> _Short problem_
Find each line containing the string "наниматель" and return it.

> _Data records_
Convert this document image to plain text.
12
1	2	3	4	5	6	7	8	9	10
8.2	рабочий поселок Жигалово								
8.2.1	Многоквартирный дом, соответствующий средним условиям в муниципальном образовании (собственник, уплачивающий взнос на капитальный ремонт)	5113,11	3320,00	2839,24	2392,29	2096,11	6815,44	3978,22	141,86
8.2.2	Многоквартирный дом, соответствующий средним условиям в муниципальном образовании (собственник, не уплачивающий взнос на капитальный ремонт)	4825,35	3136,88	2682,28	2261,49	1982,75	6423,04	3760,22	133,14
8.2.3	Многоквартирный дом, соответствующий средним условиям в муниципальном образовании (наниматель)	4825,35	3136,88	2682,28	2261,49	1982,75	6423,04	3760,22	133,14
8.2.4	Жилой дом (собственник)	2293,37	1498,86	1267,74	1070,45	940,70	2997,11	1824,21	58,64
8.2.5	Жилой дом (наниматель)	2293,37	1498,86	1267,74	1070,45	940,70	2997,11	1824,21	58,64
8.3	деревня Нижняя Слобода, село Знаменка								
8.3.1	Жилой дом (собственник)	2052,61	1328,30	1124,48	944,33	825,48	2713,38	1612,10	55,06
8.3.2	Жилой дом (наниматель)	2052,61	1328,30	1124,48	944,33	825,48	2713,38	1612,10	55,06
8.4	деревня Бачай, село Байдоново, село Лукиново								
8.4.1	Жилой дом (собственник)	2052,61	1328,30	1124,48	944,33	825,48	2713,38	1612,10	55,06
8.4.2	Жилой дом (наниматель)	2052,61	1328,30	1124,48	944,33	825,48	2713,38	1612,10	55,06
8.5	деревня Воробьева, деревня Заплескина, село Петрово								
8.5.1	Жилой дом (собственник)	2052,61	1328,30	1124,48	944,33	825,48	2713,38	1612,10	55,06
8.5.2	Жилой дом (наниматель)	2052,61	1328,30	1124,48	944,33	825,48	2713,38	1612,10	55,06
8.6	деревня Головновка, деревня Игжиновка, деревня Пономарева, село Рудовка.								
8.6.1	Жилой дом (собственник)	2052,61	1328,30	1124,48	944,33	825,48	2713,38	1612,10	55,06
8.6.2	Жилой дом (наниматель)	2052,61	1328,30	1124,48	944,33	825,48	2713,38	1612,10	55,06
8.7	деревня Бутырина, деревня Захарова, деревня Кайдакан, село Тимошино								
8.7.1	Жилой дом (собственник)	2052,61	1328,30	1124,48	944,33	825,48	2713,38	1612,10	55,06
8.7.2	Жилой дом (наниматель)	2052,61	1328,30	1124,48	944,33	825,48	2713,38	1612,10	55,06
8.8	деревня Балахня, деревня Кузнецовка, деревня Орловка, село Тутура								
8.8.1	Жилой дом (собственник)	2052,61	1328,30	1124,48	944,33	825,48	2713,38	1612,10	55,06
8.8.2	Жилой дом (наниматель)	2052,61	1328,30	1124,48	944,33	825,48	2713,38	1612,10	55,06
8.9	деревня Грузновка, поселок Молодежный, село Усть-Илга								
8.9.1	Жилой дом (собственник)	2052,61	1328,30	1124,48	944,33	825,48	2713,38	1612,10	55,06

...

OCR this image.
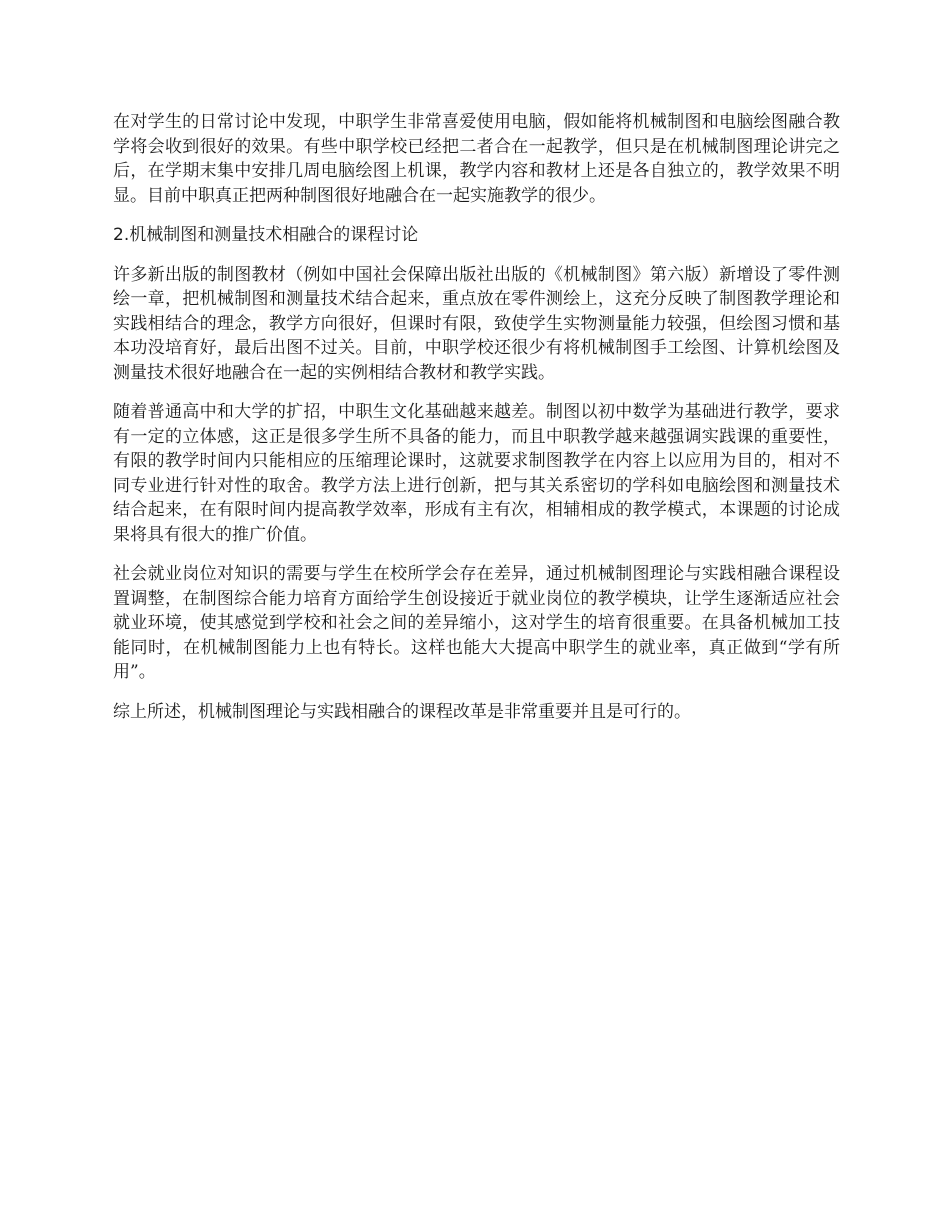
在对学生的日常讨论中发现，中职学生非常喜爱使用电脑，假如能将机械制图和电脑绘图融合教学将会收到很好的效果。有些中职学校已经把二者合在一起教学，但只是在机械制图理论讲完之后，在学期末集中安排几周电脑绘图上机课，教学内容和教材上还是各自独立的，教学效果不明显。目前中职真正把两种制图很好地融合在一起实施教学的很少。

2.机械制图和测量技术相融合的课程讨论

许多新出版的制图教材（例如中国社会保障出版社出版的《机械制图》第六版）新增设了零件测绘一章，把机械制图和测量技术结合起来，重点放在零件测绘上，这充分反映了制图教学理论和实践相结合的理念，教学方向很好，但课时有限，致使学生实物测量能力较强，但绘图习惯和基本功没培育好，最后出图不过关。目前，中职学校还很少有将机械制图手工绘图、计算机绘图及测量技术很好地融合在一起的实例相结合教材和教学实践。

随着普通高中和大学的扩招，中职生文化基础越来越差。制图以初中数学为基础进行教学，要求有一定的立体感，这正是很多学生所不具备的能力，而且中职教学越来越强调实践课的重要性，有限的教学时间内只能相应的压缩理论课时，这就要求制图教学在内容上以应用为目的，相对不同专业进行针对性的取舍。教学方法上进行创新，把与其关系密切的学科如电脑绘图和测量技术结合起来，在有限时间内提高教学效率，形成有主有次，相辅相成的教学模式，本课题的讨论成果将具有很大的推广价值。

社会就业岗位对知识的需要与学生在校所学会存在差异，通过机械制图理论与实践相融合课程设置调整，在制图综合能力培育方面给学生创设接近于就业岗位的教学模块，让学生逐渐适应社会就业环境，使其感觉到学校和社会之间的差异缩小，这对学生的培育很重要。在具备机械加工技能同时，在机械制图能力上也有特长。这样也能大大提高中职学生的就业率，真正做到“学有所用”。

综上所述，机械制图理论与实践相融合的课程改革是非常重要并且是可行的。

> _The solution_
8.2.3	Многоквартирный дом, соответствующий средним условиям в муниципальном образовании (наниматель)	4825,35	3136,88	2682,28	2261,49	1982,75	6423,04	3760,22	133,14
8.2.5	Жилой дом (наниматель)	2293,37	1498,86	1267,74	1070,45	940,70	2997,11	1824,21	58,64
8.3.2	Жилой дом (наниматель)	2052,61	1328,30	1124,48	944,33	825,48	2713,38	1612,10	55,06
8.4.2	Жилой дом (наниматель)	2052,61	1328,30	1124,48	944,33	825,48	2713,38	1612,10	55,06
8.5.2	Жилой дом (наниматель)	2052,61	1328,30	1124,48	944,33	825,48	2713,38	1612,10	55,06
8.6.2	Жилой дом (наниматель)	2052,61	1328,30	1124,48	944,33	825,48	2713,38	1612,10	55,06
8.7.2	Жилой дом (наниматель)	2052,61	1328,30	1124,48	944,33	825,48	2713,38	1612,10	55,06
8.8.2	Жилой дом (наниматель)	2052,61	1328,30	1124,48	944,33	825,48	2713,38	1612,10	55,06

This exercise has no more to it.